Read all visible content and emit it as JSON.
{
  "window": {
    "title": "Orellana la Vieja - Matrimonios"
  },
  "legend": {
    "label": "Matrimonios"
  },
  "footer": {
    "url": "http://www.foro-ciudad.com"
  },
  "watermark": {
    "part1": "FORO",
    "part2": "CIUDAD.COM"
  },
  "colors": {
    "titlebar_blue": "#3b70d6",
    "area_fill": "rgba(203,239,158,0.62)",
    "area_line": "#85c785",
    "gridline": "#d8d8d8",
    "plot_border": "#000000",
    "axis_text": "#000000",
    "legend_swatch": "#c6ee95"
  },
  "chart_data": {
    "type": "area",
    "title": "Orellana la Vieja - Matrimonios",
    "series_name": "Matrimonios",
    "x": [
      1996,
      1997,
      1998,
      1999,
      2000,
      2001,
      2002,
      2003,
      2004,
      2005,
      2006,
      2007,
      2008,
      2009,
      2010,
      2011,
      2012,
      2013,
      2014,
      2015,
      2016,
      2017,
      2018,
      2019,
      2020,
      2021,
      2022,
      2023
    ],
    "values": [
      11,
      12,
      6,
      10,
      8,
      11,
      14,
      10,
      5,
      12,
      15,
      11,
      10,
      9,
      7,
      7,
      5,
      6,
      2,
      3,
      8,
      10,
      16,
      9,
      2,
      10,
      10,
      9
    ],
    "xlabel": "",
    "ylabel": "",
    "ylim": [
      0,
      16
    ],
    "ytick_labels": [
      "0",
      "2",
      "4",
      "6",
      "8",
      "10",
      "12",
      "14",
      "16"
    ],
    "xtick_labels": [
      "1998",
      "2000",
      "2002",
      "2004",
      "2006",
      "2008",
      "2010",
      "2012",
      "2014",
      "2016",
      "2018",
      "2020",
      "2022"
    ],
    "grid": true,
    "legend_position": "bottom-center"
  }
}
****
Required task
Show all lines from the listing above in which "Matrimonios" appears.

Right answer
    "title": "Orellana la Vieja - Matrimonios"
    "label": "Matrimonios"
    "title": "Orellana la Vieja - Matrimonios",
    "series_name": "Matrimonios",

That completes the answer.